-- Begin TASK INPUT --
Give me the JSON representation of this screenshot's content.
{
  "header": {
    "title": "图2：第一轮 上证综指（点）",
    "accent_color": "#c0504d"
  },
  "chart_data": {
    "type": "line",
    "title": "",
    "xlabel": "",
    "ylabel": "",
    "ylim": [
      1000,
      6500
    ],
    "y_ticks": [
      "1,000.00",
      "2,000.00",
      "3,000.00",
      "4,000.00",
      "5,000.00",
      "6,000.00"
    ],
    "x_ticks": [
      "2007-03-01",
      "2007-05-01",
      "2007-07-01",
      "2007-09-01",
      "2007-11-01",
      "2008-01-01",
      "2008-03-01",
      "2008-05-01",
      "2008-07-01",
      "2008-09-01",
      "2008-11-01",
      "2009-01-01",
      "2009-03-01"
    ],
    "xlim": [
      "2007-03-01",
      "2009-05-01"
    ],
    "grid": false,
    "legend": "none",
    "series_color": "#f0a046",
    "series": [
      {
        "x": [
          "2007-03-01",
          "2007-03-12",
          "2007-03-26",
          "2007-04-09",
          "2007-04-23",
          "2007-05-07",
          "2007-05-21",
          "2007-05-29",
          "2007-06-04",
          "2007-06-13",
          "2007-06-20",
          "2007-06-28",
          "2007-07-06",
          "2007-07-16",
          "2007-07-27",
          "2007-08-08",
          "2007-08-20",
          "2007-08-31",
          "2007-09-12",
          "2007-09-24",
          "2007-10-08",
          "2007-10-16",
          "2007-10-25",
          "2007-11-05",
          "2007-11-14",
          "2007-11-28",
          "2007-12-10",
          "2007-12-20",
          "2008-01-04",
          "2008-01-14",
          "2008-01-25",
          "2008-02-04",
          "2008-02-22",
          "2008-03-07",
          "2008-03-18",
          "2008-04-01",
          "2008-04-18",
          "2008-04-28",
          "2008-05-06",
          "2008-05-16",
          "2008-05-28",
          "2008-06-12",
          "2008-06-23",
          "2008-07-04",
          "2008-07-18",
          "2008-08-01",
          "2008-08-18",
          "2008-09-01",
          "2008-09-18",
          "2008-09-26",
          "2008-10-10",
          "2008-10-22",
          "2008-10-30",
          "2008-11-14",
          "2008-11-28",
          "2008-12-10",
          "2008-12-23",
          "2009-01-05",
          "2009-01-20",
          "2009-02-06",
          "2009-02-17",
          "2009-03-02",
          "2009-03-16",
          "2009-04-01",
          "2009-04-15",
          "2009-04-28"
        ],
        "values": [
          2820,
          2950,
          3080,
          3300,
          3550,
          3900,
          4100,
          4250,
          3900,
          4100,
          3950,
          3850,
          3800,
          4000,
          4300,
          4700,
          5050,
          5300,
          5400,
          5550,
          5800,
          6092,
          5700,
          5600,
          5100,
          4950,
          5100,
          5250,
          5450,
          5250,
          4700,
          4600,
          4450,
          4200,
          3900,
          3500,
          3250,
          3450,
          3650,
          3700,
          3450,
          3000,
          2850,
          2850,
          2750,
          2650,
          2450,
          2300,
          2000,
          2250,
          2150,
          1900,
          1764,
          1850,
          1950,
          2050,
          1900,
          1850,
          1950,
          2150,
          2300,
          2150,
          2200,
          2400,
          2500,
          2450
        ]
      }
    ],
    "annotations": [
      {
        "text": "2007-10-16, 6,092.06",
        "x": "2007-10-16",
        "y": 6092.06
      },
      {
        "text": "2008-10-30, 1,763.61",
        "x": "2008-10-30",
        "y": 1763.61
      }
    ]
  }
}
-- End TASK INPUT --
> PROBLEM STATEMENT: From the records above, extract each line exactly as shown.

> RESULT FOR THIS EXERCISE:
Give me the JSON representation of this screenshot's content.
{
  "header": {
    "title": "图2：第一轮 上证综指（点）",
    "accent_color": "#c0504d"
  },
  "chart_data": {
    "type": "line",
    "title": "",
    "xlabel": "",
    "ylabel": "",
    "ylim": [
      1000,
      6500
    ],
    "y_ticks": [
      "1,000.00",
      "2,000.00",
      "3,000.00",
      "4,000.00",
      "5,000.00",
      "6,000.00"
    ],
    "x_ticks": [
      "2007-03-01",
      "2007-05-01",
      "2007-07-01",
      "2007-09-01",
      "2007-11-01",
      "2008-01-01",
      "2008-03-01",
      "2008-05-01",
      "2008-07-01",
      "2008-09-01",
      "2008-11-01",
      "2009-01-01",
      "2009-03-01"
    ],
    "xlim": [
      "2007-03-01",
      "2009-05-01"
    ],
    "grid": false,
    "legend": "none",
    "series_color": "#f0a046",
    "series": [
      {
        "x": [
          "2007-03-01",
          "2007-03-12",
          "2007-03-26",
          "2007-04-09",
          "2007-04-23",
          "2007-05-07",
          "2007-05-21",
          "2007-05-29",
          "2007-06-04",
          "2007-06-13",
          "2007-06-20",
          "2007-06-28",
          "2007-07-06",
          "2007-07-16",
          "2007-07-27",
          "2007-08-08",
          "2007-08-20",
          "2007-08-31",
          "2007-09-12",
          "2007-09-24",
          "2007-10-08",
          "2007-10-16",
          "2007-10-25",
          "2007-11-05",
          "2007-11-14",
          "2007-11-28",
          "2007-12-10",
          "2007-12-20",
          "2008-01-04",
          "2008-01-14",
          "2008-01-25",
          "2008-02-04",
          "2008-02-22",
          "2008-03-07",
          "2008-03-18",
          "2008-04-01",
          "2008-04-18",
          "2008-04-28",
          "2008-05-06",
          "2008-05-16",
          "2008-05-28",
          "2008-06-12",
          "2008-06-23",
          "2008-07-04",
          "2008-07-18",
          "2008-08-01",
          "2008-08-18",
          "2008-09-01",
          "2008-09-18",
          "2008-09-26",
          "2008-10-10",
          "2008-10-22",
          "2008-10-30",
          "2008-11-14",
          "2008-11-28",
          "2008-12-10",
          "2008-12-23",
          "2009-01-05",
          "2009-01-20",
          "2009-02-06",
          "2009-02-17",
          "2009-03-02",
          "2009-03-16",
          "2009-04-01",
          "2009-04-15",
          "2009-04-28"
        ],
        "values": [
          2820,
          2950,
          3080,
          3300,
          3550,
          3900,
          4100,
          4250,
          3900,
          4100,
          3950,
          3850,
          3800,
          4000,
          4300,
          4700,
          5050,
          5300,
          5400,
          5550,
          5800,
          6092,
          5700,
          5600,
          5100,
          4950,
          5100,
          5250,
          5450,
          5250,
          4700,
          4600,
          4450,
          4200,
          3900,
          3500,
          3250,
          3450,
          3650,
          3700,
          3450,
          3000,
          2850,
          2850,
          2750,
          2650,
          2450,
          2300,
          2000,
          2250,
          2150,
          1900,
          1764,
          1850,
          1950,
          2050,
          1900,
          1850,
          1950,
          2150,
          2300,
          2150,
          2200,
          2400,
          2500,
          2450
        ]
      }
    ],
    "annotations": [
      {
        "text": "2007-10-16, 6,092.06",
        "x": "2007-10-16",
        "y": 6092.06
      },
      {
        "text": "2008-10-30, 1,763.61",
        "x": "2008-10-30",
        "y": 1763.61
      }
    ]
  }
}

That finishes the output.